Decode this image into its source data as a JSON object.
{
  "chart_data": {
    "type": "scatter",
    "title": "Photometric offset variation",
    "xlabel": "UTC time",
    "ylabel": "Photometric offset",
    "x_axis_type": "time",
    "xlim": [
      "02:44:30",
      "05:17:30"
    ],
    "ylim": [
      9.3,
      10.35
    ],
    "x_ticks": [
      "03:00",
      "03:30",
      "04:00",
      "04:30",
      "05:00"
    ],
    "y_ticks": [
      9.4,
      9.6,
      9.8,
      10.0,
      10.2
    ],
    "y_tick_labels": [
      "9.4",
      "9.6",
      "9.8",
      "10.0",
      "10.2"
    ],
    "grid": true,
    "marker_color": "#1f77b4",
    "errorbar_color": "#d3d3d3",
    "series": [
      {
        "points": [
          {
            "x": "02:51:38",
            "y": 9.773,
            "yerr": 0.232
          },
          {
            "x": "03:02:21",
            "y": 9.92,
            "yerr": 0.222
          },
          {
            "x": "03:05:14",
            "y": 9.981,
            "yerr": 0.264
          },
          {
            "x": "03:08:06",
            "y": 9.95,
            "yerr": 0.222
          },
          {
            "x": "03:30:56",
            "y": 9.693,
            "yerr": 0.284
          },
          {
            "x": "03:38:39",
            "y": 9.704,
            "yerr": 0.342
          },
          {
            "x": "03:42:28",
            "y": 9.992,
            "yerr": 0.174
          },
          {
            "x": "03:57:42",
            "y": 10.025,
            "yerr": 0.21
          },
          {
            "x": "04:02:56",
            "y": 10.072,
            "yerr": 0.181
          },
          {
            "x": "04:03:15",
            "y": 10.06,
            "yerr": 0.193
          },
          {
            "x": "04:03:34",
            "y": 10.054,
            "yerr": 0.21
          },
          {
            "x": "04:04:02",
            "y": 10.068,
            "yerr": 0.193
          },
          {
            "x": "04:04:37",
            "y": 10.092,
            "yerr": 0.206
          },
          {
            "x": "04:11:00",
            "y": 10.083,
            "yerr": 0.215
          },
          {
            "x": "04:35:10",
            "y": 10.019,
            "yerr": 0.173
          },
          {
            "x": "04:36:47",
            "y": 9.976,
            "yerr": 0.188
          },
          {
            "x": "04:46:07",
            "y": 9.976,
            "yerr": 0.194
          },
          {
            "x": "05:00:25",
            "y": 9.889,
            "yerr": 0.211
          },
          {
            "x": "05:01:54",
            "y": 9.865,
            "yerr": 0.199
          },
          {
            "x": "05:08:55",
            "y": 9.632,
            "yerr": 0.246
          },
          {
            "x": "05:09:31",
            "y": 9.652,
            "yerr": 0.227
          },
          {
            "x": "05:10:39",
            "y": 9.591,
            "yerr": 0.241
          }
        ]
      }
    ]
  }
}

☆ ☆ ☆ ☆ ☆

» **PROBLEM REQUIREMENTS**: How many of the lines above include the word "offset"? Respond with the number alone.

» **SOLUTION BELOW**: 2